▶ **Given exercise**: Return a copy of every line in the records that includes the word "Ленина".
--- start Material to process ---
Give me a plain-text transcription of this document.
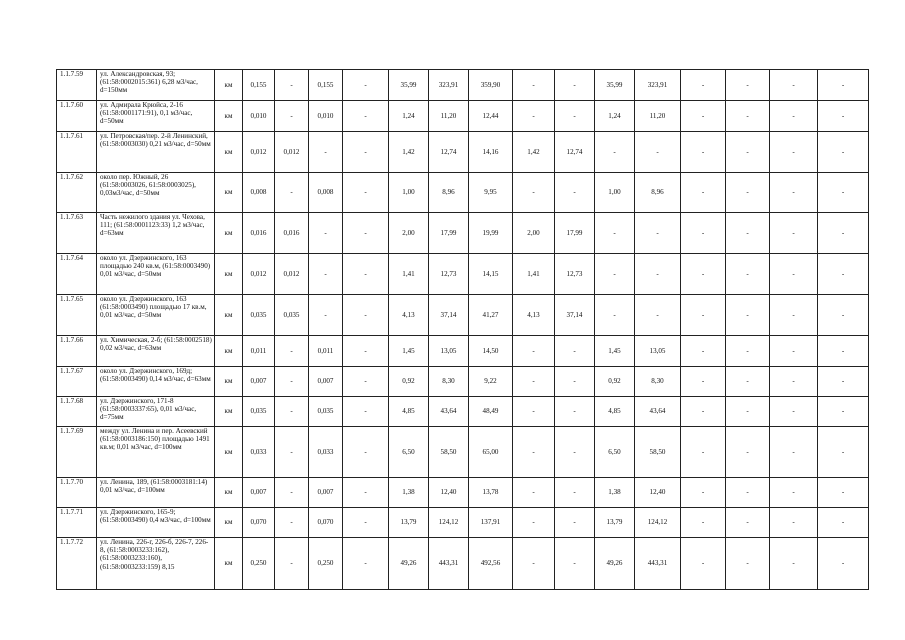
1.1.7.59	ул. Александровская, 93;(61:58:0002015:361) 6,28 м3/час, d=150мм	км	0,155	-	0,155	-	35,99	323,91	359,90	-	-	35,99	323,91	-	-	-	-
1.1.7.60	ул. Адмирала Крюйса, 2-16 (61:58:0001171:91), 0,1 м3/час, d=50мм	км	0,010	-	0,010	-	1,24	11,20	12,44	-	-	1,24	11,20	-	-	-	-
1.1.7.61	ул. Петровская/пер. 2-й Ленинский, (61:58:0003030) 0,21 м3/час, d=50мм	км	0,012	0,012	-	-	1,42	12,74	14,16	1,42	12,74	-	-	-	-	-	-
1.1.7.62	около пер. Южный, 26 (61:58:0003026, 61:58:0003025), 0,03м3/час, d=50мм	км	0,008	-	0,008	-	1,00	8,96	9,95	-	-	1,00	8,96	-	-	-	-
1.1.7.63	Часть нежилого здания ул. Чехова, 111; (61:58:0001123:33) 1,2 м3/час, d=63мм	км	0,016	0,016	-	-	2,00	17,99	19,99	2,00	17,99	-	-	-	-	-	-
1.1.7.64	около ул. Дзержинского, 163 площадью 240 кв.м, (61:58:0003490) 0,01 м3/час, d=50мм	км	0,012	0,012	-	-	1,41	12,73	14,15	1,41	12,73	-	-	-	-	-	-
1.1.7.65	около ул. Дзержинского, 163 (61:58:0003490) площадью 17 кв.м, 0,01 м3/час, d=50мм	км	0,035	0,035	-	-	4,13	37,14	41,27	4,13	37,14	-	-	-	-	-	-
1.1.7.66	ул. Химическая, 2-б; (61:58:0002518) 0,02 м3/час, d=63мм	км	0,011	-	0,011	-	1,45	13,05	14,50	-	-	1,45	13,05	-	-	-	-
1.1.7.67	около ул. Дзержинского, 169д; (61:58:0003490) 0,14 м3/час, d=63мм	км	0,007	-	0,007	-	0,92	8,30	9,22	-	-	0,92	8,30	-	-	-	-
1.1.7.68	ул. Дзержинского, 171-8 (61:58:0003337:65), 0,01 м3/час, d=75мм	км	0,035	-	0,035	-	4,85	43,64	48,49	-	-	4,85	43,64	-	-	-	-
1.1.7.69	между ул. Ленина и пер. Асеевский (61:58:0003186:150) площадью 1491 кв.м; 0,01 м3/час, d=100мм	км	0,033	-	0,033	-	6,50	58,50	65,00	-	-	6,50	58,50	-	-	-	-
1.1.7.70	ул. Ленина, 189, (61:58:0003181:14) 0,01 м3/час, d=100мм	км	0,007	-	0,007	-	1,38	12,40	13,78	-	-	1,38	12,40	-	-	-	-
1.1.7.71	ул. Дзержинского, 165-9;(61:58:0003490) 0,4 м3/час, d=100мм	км	0,070	-	0,070	-	13,79	124,12	137,91	-	-	13,79	124,12	-	-	-	-
1.1.7.72	ул. Ленина, 226-г, 226-б, 226-7, 226-8, (61:58:0003233:162), (61:58:0003233:160), (61:58:0003233:159) 8,15	км	0,250	-	0,250	-	49,26	443,31	492,56	-	-	49,26	443,31	-	-	-	-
--- end Material to process ---
▶ **Complete answer**:
1.1.7.69	между ул. Ленина и пер. Асеевский (61:58:0003186:150) площадью 1491 кв.м; 0,01 м3/час, d=100мм	км	0,033	-	0,033	-	6,50	58,50	65,00	-	-	6,50	58,50	-	-	-	-
1.1.7.70	ул. Ленина, 189, (61:58:0003181:14) 0,01 м3/час, d=100мм	км	0,007	-	0,007	-	1,38	12,40	13,78	-	-	1,38	12,40	-	-	-	-
1.1.7.72	ул. Ленина, 226-г, 226-б, 226-7, 226-8, (61:58:0003233:162), (61:58:0003233:160), (61:58:0003233:159) 8,15	км	0,250	-	0,250	-	49,26	443,31	492,56	-	-	49,26	443,31	-	-	-	-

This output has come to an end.